Provided records
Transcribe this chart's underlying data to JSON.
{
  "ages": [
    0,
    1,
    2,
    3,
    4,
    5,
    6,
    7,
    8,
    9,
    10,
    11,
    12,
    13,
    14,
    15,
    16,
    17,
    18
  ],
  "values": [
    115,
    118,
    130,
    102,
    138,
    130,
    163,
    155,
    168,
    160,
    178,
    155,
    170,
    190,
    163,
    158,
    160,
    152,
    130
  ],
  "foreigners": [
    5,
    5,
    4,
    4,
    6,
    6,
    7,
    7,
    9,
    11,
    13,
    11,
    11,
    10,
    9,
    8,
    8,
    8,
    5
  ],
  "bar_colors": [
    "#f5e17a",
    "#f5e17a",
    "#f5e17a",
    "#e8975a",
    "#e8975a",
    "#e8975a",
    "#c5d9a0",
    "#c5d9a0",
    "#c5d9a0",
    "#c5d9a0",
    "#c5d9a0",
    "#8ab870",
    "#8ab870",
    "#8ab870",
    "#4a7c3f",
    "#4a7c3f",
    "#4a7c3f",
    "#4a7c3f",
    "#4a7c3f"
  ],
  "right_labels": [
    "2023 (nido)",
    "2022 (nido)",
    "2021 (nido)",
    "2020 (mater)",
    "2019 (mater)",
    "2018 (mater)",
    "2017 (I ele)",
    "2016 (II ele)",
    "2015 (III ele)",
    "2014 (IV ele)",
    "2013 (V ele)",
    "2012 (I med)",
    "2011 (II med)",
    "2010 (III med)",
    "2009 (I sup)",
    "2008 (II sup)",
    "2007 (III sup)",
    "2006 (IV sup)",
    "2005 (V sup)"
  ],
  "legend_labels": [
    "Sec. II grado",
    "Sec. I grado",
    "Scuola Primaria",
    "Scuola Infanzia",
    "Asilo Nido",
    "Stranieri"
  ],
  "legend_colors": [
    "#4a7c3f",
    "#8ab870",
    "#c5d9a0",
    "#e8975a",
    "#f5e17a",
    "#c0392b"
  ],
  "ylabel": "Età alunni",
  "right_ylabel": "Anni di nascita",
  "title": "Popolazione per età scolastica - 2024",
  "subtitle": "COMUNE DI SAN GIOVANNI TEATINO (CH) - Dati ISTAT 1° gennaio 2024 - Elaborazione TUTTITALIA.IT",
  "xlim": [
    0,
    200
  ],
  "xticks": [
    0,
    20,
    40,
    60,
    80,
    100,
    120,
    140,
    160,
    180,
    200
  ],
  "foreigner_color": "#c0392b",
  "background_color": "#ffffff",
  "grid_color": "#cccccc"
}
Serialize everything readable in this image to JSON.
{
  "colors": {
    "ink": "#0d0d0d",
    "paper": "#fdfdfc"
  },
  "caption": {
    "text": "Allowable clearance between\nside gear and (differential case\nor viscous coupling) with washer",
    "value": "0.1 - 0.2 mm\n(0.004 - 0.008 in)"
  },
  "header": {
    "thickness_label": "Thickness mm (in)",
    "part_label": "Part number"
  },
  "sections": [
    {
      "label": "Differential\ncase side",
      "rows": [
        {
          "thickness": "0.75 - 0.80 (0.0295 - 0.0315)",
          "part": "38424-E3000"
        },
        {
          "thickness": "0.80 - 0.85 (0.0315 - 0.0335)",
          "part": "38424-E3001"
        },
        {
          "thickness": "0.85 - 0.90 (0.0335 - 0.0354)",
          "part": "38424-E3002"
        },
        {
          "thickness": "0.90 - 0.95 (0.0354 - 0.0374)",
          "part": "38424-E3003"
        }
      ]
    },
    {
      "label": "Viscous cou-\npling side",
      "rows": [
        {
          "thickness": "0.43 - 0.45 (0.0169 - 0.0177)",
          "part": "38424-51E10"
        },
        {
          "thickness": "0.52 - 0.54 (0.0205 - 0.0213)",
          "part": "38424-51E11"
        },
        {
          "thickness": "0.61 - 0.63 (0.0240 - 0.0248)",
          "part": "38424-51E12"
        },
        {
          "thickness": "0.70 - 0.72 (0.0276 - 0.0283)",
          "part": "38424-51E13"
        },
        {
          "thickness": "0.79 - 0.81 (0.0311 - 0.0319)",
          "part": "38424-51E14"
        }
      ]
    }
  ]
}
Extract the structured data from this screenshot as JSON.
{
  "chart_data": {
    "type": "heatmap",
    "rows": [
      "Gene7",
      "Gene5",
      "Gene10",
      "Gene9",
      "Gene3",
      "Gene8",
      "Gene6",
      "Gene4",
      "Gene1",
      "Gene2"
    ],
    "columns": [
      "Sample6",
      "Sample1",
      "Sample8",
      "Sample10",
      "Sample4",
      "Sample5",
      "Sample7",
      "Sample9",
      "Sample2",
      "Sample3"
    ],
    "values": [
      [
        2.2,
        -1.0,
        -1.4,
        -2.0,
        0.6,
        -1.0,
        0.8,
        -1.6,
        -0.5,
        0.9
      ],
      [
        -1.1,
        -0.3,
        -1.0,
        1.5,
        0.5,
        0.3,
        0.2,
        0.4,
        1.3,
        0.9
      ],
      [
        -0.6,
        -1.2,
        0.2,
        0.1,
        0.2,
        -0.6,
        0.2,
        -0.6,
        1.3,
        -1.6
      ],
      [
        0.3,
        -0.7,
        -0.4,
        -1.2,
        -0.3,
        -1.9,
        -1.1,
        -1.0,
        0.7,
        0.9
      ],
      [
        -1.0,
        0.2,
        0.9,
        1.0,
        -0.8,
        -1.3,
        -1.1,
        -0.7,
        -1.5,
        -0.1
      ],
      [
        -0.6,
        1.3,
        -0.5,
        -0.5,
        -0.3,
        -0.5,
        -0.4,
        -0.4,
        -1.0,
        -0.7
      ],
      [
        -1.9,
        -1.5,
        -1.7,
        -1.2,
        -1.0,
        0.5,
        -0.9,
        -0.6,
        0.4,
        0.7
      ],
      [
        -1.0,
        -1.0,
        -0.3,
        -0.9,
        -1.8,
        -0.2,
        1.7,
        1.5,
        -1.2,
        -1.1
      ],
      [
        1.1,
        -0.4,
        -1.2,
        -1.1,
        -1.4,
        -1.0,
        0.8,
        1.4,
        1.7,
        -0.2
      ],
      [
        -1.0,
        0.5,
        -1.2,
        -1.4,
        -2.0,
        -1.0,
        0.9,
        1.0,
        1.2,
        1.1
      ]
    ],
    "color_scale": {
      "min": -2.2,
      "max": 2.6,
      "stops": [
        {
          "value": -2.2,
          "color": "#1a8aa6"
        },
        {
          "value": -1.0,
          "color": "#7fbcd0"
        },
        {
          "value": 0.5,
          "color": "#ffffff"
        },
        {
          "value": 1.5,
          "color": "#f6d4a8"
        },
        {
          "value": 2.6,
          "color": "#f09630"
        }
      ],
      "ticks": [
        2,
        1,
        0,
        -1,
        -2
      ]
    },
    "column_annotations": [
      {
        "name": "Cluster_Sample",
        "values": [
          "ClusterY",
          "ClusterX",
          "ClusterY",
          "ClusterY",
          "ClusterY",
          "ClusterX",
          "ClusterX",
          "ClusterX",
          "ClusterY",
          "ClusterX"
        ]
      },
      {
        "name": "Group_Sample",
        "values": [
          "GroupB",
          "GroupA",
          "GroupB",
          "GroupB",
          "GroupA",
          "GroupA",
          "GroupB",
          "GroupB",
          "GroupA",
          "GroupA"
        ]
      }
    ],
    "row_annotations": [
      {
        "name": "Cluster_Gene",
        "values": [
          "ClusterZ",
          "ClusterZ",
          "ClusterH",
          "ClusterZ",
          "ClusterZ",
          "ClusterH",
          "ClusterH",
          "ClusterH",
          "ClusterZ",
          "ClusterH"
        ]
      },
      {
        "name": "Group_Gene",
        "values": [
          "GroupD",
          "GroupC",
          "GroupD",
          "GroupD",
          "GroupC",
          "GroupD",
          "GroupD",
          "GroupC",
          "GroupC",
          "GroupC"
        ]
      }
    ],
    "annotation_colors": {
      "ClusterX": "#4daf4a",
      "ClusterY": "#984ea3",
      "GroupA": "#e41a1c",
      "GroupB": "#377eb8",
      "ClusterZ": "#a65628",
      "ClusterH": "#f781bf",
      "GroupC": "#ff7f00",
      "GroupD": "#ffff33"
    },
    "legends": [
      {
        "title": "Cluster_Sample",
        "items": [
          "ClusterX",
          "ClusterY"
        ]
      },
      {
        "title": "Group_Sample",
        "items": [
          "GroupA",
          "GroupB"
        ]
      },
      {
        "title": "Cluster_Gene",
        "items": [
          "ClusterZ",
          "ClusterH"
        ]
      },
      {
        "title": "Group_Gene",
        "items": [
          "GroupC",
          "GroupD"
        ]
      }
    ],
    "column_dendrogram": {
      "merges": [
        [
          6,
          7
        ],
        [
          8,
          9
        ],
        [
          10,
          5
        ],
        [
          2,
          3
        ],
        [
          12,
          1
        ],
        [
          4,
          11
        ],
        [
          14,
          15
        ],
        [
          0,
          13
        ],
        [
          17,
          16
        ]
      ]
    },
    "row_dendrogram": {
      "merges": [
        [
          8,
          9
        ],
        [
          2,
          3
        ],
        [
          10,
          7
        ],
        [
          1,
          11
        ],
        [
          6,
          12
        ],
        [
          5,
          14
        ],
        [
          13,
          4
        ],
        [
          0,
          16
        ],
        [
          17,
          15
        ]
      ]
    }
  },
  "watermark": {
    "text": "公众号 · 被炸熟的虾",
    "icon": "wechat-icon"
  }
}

What you are asked to do
Copy all lines from the entries that contain the word "name".

Output for this exercise
        "name": "Cluster_Sample",
        "name": "Group_Sample",
        "name": "Cluster_Gene",
        "name": "Group_Gene",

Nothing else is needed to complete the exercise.